▸ What needs to be done
Reproduce the material word for word; the images stay out.

▸ Data entries for graphics
[start]

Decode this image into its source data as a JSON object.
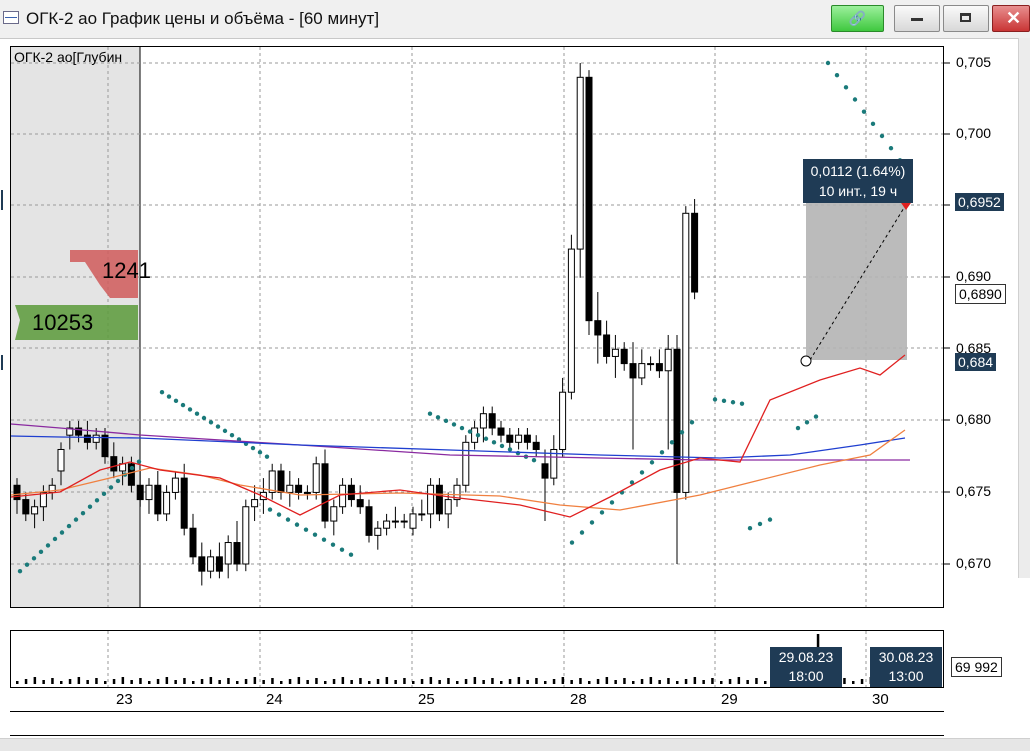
{
  "window": {
    "title": "ОГК-2 ао График цены и объёма - [60 минут]",
    "buttons": {
      "link": "🔗",
      "minimize": "minimize",
      "maximize": "maximize",
      "close": "✕"
    }
  },
  "depth": {
    "label": "ОГК-2 ао[Глубин",
    "ask_volume": "1241",
    "bid_volume": "10253"
  },
  "price_axis": {
    "ticks": [
      "0,705",
      "0,700",
      "0,690",
      "0,685",
      "0,680",
      "0,675",
      "0,670"
    ],
    "labels_visible": [
      "0,705",
      "0,700",
      "0,690",
      "0,680",
      "0,675",
      "0,670"
    ],
    "last_price": "0,6952",
    "bid_price": "0,6890",
    "highlight_price": "0,684"
  },
  "tooltip": {
    "line1": "0,0112 (1.64%)",
    "line2": "10 инт., 19 ч"
  },
  "volume": {
    "value": "69 992"
  },
  "dates": {
    "box1_line1": "29.08.23",
    "box1_line2": "18:00",
    "box2_line1": "30.08.23",
    "box2_line2": "13:00"
  },
  "days": [
    "23",
    "24",
    "25",
    "28",
    "29",
    "30"
  ],
  "colors": {
    "bull": "#ffffff",
    "bear": "#000000",
    "sar": "#1a7a7a",
    "ma_fast": "#e02020",
    "ma_slow": "#f08040",
    "ma_blue": "#1f3fd0",
    "ma_purple": "#8a2aa0",
    "accent_box": "#1f3b55"
  }
}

[end]

▸ Answer to the problem
Decode this image into its source data as a JSON object.
{
  "window": {
    "title": "ОГК-2 ао График цены и объёма - [60 минут]",
    "buttons": {
      "link": "🔗",
      "minimize": "minimize",
      "maximize": "maximize",
      "close": "✕"
    }
  },
  "depth": {
    "label": "ОГК-2 ао[Глубин",
    "ask_volume": "1241",
    "bid_volume": "10253"
  },
  "price_axis": {
    "ticks": [
      "0,705",
      "0,700",
      "0,690",
      "0,685",
      "0,680",
      "0,675",
      "0,670"
    ],
    "labels_visible": [
      "0,705",
      "0,700",
      "0,690",
      "0,680",
      "0,675",
      "0,670"
    ],
    "last_price": "0,6952",
    "bid_price": "0,6890",
    "highlight_price": "0,684"
  },
  "tooltip": {
    "line1": "0,0112 (1.64%)",
    "line2": "10 инт., 19 ч"
  },
  "volume": {
    "value": "69 992"
  },
  "dates": {
    "box1_line1": "29.08.23",
    "box1_line2": "18:00",
    "box2_line1": "30.08.23",
    "box2_line2": "13:00"
  },
  "days": [
    "23",
    "24",
    "25",
    "28",
    "29",
    "30"
  ],
  "colors": {
    "bull": "#ffffff",
    "bear": "#000000",
    "sar": "#1a7a7a",
    "ma_fast": "#e02020",
    "ma_slow": "#f08040",
    "ma_blue": "#1f3fd0",
    "ma_purple": "#8a2aa0",
    "accent_box": "#1f3b55"
  }
}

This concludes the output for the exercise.